** Exercise **
Pull out the items verbatim, starting at the very first line and stopping after the line that contains "query-chip: Поисковый запрос". Include both of those lines.

** Material provided **
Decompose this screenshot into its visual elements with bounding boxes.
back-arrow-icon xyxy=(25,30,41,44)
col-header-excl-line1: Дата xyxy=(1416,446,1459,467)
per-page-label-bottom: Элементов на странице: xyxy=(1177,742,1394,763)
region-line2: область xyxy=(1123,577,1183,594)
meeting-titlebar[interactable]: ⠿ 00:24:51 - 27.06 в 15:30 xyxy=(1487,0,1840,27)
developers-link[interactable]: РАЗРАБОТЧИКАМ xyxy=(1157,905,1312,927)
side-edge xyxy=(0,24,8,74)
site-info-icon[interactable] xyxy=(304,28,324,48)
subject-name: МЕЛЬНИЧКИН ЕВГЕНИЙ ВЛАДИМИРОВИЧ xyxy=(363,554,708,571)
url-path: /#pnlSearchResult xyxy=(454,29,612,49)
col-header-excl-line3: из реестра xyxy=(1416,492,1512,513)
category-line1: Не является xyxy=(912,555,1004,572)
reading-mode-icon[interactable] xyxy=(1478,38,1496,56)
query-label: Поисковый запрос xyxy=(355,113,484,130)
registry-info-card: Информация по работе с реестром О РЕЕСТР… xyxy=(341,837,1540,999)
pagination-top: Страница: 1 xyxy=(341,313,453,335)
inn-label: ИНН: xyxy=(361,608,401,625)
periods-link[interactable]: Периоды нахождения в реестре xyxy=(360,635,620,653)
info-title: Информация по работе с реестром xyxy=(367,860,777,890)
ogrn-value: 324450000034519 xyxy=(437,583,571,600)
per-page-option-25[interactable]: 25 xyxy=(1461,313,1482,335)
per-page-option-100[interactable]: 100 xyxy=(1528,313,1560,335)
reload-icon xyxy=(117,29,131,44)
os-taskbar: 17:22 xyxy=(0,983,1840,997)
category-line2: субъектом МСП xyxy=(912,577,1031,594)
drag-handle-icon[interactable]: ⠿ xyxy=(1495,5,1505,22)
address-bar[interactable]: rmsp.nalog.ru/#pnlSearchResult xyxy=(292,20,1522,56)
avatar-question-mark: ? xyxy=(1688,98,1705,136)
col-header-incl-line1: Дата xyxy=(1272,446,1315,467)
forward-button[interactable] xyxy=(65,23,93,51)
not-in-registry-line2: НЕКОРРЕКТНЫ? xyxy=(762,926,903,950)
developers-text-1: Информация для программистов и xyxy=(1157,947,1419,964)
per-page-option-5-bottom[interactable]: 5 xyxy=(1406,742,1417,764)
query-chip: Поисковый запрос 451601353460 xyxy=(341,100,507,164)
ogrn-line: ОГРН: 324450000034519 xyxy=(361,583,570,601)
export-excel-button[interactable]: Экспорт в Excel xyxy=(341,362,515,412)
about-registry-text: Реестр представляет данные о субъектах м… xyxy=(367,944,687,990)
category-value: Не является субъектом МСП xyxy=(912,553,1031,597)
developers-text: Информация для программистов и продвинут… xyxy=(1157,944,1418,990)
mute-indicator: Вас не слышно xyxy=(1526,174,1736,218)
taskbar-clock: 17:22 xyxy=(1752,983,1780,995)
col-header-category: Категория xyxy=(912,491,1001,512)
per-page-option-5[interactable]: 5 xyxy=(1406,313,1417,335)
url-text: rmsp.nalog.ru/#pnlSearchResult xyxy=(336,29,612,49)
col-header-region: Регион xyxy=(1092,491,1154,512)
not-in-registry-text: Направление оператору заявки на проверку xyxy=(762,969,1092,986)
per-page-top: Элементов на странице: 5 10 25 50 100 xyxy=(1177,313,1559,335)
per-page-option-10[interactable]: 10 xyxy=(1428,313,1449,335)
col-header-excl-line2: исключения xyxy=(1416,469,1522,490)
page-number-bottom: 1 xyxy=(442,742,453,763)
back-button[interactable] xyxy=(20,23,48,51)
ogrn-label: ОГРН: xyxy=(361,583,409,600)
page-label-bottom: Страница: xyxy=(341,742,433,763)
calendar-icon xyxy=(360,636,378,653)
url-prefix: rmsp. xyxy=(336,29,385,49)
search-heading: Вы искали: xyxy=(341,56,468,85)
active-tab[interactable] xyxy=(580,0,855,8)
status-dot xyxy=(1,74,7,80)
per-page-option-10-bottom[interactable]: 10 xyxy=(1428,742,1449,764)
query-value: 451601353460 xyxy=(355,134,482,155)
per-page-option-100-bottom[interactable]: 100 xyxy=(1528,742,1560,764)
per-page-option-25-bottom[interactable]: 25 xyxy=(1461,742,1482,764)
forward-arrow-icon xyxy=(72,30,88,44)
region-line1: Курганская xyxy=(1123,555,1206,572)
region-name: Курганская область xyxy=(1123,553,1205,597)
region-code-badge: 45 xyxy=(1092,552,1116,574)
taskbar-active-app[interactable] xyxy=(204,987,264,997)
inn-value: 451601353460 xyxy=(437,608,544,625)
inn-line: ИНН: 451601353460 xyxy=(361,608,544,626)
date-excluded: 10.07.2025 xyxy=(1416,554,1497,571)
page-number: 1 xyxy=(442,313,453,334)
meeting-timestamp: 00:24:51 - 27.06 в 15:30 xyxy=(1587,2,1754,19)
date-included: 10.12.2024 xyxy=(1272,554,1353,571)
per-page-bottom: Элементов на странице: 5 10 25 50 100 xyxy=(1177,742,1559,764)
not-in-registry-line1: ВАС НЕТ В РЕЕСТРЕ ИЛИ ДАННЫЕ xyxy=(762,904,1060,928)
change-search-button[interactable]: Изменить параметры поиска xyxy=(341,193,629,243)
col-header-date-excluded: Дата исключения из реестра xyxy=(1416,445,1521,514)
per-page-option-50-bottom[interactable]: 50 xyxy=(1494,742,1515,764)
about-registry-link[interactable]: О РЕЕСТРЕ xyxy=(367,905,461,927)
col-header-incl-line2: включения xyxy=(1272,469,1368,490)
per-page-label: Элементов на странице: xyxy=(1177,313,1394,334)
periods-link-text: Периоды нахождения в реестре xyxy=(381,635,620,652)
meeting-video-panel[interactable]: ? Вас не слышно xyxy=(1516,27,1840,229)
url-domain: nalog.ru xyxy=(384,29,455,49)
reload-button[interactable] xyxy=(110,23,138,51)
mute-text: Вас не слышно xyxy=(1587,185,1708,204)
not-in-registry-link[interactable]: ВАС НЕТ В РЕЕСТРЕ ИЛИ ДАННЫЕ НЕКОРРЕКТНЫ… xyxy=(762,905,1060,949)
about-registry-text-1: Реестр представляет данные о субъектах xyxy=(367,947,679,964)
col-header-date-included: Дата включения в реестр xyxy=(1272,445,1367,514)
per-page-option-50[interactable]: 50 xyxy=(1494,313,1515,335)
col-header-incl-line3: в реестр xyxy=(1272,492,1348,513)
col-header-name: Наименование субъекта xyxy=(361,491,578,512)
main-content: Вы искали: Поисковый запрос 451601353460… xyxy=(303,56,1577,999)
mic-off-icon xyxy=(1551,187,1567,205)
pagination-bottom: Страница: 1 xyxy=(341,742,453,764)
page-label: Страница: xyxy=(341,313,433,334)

** Complete response **
Decompose this screenshot into its visual elements with bounding boxes.
back-arrow-icon xyxy=(25,30,41,44)
col-header-excl-line1: Дата xyxy=(1416,446,1459,467)
per-page-label-bottom: Элементов на странице: xyxy=(1177,742,1394,763)
region-line2: область xyxy=(1123,577,1183,594)
meeting-titlebar[interactable]: ⠿ 00:24:51 - 27.06 в 15:30 xyxy=(1487,0,1840,27)
developers-link[interactable]: РАЗРАБОТЧИКАМ xyxy=(1157,905,1312,927)
side-edge xyxy=(0,24,8,74)
site-info-icon[interactable] xyxy=(304,28,324,48)
subject-name: МЕЛЬНИЧКИН ЕВГЕНИЙ ВЛАДИМИРОВИЧ xyxy=(363,554,708,571)
url-path: /#pnlSearchResult xyxy=(454,29,612,49)
col-header-excl-line3: из реестра xyxy=(1416,492,1512,513)
category-line1: Не является xyxy=(912,555,1004,572)
reading-mode-icon[interactable] xyxy=(1478,38,1496,56)
query-label: Поисковый запрос xyxy=(355,113,484,130)
registry-info-card: Информация по работе с реестром О РЕЕСТР… xyxy=(341,837,1540,999)
pagination-top: Страница: 1 xyxy=(341,313,453,335)
inn-label: ИНН: xyxy=(361,608,401,625)
periods-link[interactable]: Периоды нахождения в реестре xyxy=(360,635,620,653)
info-title: Информация по работе с реестром xyxy=(367,860,777,890)
ogrn-value: 324450000034519 xyxy=(437,583,571,600)
per-page-option-25[interactable]: 25 xyxy=(1461,313,1482,335)
per-page-option-100[interactable]: 100 xyxy=(1528,313,1560,335)
reload-icon xyxy=(117,29,131,44)
os-taskbar: 17:22 xyxy=(0,983,1840,997)
category-line2: субъектом МСП xyxy=(912,577,1031,594)
drag-handle-icon[interactable]: ⠿ xyxy=(1495,5,1505,22)
address-bar[interactable]: rmsp.nalog.ru/#pnlSearchResult xyxy=(292,20,1522,56)
avatar-question-mark: ? xyxy=(1688,98,1705,136)
col-header-incl-line1: Дата xyxy=(1272,446,1315,467)
forward-button[interactable] xyxy=(65,23,93,51)
not-in-registry-line2: НЕКОРРЕКТНЫ? xyxy=(762,926,903,950)
developers-text-1: Информация для программистов и xyxy=(1157,947,1419,964)
per-page-option-5-bottom[interactable]: 5 xyxy=(1406,742,1417,764)
query-chip: Поисковый запрос 451601353460 xyxy=(341,100,507,164)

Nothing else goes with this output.